--- START OF The records ---

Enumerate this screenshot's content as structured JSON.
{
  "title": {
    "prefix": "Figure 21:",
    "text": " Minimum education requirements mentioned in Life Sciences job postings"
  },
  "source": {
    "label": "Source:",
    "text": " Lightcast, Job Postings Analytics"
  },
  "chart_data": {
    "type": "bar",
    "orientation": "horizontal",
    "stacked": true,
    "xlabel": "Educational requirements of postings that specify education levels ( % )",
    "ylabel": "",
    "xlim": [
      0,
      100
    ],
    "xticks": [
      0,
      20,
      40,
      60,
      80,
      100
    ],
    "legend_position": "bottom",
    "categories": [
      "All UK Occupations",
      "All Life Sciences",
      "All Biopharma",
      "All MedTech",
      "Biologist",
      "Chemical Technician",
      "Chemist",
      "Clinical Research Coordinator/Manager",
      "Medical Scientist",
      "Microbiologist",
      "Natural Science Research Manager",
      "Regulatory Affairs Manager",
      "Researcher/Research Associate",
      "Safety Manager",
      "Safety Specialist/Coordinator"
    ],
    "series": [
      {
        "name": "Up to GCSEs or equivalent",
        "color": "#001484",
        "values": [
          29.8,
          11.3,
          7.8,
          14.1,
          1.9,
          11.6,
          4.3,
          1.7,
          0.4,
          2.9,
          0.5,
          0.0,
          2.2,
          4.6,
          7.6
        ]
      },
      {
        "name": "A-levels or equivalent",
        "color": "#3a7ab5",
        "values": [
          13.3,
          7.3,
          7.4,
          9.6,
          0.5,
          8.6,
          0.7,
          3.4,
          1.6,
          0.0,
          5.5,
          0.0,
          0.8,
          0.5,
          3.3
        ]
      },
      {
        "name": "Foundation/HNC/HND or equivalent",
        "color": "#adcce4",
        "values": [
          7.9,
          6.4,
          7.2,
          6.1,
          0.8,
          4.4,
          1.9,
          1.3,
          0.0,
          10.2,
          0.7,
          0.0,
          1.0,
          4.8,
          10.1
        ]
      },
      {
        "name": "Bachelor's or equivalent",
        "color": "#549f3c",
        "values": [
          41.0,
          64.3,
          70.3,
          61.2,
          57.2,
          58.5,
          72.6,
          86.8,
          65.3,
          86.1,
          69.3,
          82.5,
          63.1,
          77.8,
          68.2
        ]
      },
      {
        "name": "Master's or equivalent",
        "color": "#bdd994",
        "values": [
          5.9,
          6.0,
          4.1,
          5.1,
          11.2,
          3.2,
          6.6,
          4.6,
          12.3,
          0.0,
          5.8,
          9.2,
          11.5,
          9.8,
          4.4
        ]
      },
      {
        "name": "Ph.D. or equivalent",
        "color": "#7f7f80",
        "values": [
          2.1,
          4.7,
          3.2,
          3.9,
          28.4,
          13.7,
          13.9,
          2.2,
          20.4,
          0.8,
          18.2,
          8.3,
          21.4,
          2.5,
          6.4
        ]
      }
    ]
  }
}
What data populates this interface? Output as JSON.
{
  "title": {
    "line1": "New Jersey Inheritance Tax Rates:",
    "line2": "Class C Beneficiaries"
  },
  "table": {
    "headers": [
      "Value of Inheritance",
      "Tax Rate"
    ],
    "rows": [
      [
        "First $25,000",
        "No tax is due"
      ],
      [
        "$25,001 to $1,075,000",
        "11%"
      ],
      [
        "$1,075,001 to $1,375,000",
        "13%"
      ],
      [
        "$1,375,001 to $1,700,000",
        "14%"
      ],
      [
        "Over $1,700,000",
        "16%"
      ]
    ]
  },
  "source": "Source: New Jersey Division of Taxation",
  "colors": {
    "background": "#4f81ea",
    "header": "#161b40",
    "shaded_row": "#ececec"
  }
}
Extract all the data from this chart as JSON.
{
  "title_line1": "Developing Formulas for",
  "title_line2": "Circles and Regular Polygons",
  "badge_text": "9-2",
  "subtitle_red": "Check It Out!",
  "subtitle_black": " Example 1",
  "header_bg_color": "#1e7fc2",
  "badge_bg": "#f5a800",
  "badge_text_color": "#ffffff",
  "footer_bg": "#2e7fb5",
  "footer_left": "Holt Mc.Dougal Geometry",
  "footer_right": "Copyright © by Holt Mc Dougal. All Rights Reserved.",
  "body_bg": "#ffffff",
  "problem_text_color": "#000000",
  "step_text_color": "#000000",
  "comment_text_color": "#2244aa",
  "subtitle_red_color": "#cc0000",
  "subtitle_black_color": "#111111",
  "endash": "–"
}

--- END OF The records ---

Exercise —
Nothing may be left out: return each entry exactly as it reads.

Full solution —
Enumerate this screenshot's content as structured JSON.
{
  "title": {
    "prefix": "Figure 21:",
    "text": " Minimum education requirements mentioned in Life Sciences job postings"
  },
  "source": {
    "label": "Source:",
    "text": " Lightcast, Job Postings Analytics"
  },
  "chart_data": {
    "type": "bar",
    "orientation": "horizontal",
    "stacked": true,
    "xlabel": "Educational requirements of postings that specify education levels ( % )",
    "ylabel": "",
    "xlim": [
      0,
      100
    ],
    "xticks": [
      0,
      20,
      40,
      60,
      80,
      100
    ],
    "legend_position": "bottom",
    "categories": [
      "All UK Occupations",
      "All Life Sciences",
      "All Biopharma",
      "All MedTech",
      "Biologist",
      "Chemical Technician",
      "Chemist",
      "Clinical Research Coordinator/Manager",
      "Medical Scientist",
      "Microbiologist",
      "Natural Science Research Manager",
      "Regulatory Affairs Manager",
      "Researcher/Research Associate",
      "Safety Manager",
      "Safety Specialist/Coordinator"
    ],
    "series": [
      {
        "name": "Up to GCSEs or equivalent",
        "color": "#001484",
        "values": [
          29.8,
          11.3,
          7.8,
          14.1,
          1.9,
          11.6,
          4.3,
          1.7,
          0.4,
          2.9,
          0.5,
          0.0,
          2.2,
          4.6,
          7.6
        ]
      },
      {
        "name": "A-levels or equivalent",
        "color": "#3a7ab5",
        "values": [
          13.3,
          7.3,
          7.4,
          9.6,
          0.5,
          8.6,
          0.7,
          3.4,
          1.6,
          0.0,
          5.5,
          0.0,
          0.8,
          0.5,
          3.3
        ]
      },
      {
        "name": "Foundation/HNC/HND or equivalent",
        "color": "#adcce4",
        "values": [
          7.9,
          6.4,
          7.2,
          6.1,
          0.8,
          4.4,
          1.9,
          1.3,
          0.0,
          10.2,
          0.7,
          0.0,
          1.0,
          4.8,
          10.1
        ]
      },
      {
        "name": "Bachelor's or equivalent",
        "color": "#549f3c",
        "values": [
          41.0,
          64.3,
          70.3,
          61.2,
          57.2,
          58.5,
          72.6,
          86.8,
          65.3,
          86.1,
          69.3,
          82.5,
          63.1,
          77.8,
          68.2
        ]
      },
      {
        "name": "Master's or equivalent",
        "color": "#bdd994",
        "values": [
          5.9,
          6.0,
          4.1,
          5.1,
          11.2,
          3.2,
          6.6,
          4.6,
          12.3,
          0.0,
          5.8,
          9.2,
          11.5,
          9.8,
          4.4
        ]
      },
      {
        "name": "Ph.D. or equivalent",
        "color": "#7f7f80",
        "values": [
          2.1,
          4.7,
          3.2,
          3.9,
          28.4,
          13.7,
          13.9,
          2.2,
          20.4,
          0.8,
          18.2,
          8.3,
          21.4,
          2.5,
          6.4
        ]
      }
    ]
  }
}
What data populates this interface? Output as JSON.
{
  "title": {
    "line1": "New Jersey Inheritance Tax Rates:",
    "line2": "Class C Beneficiaries"
  },
  "table": {
    "headers": [
      "Value of Inheritance",
      "Tax Rate"
    ],
    "rows": [
      [
        "First $25,000",
        "No tax is due"
      ],
      [
        "$25,001 to $1,075,000",
        "11%"
      ],
      [
        "$1,075,001 to $1,375,000",
        "13%"
      ],
      [
        "$1,375,001 to $1,700,000",
        "14%"
      ],
      [
        "Over $1,700,000",
        "16%"
      ]
    ]
  },
  "source": "Source: New Jersey Division of Taxation",
  "colors": {
    "background": "#4f81ea",
    "header": "#161b40",
    "shaded_row": "#ececec"
  }
}
Extract all the data from this chart as JSON.
{
  "title_line1": "Developing Formulas for",
  "title_line2": "Circles and Regular Polygons",
  "badge_text": "9-2",
  "subtitle_red": "Check It Out!",
  "subtitle_black": " Example 1",
  "header_bg_color": "#1e7fc2",
  "badge_bg": "#f5a800",
  "badge_text_color": "#ffffff",
  "footer_bg": "#2e7fb5",
  "footer_left": "Holt Mc.Dougal Geometry",
  "footer_right": "Copyright © by Holt Mc Dougal. All Rights Reserved.",
  "body_bg": "#ffffff",
  "problem_text_color": "#000000",
  "step_text_color": "#000000",
  "comment_text_color": "#2244aa",
  "subtitle_red_color": "#cc0000",
  "subtitle_black_color": "#111111",
  "endash": "–"
}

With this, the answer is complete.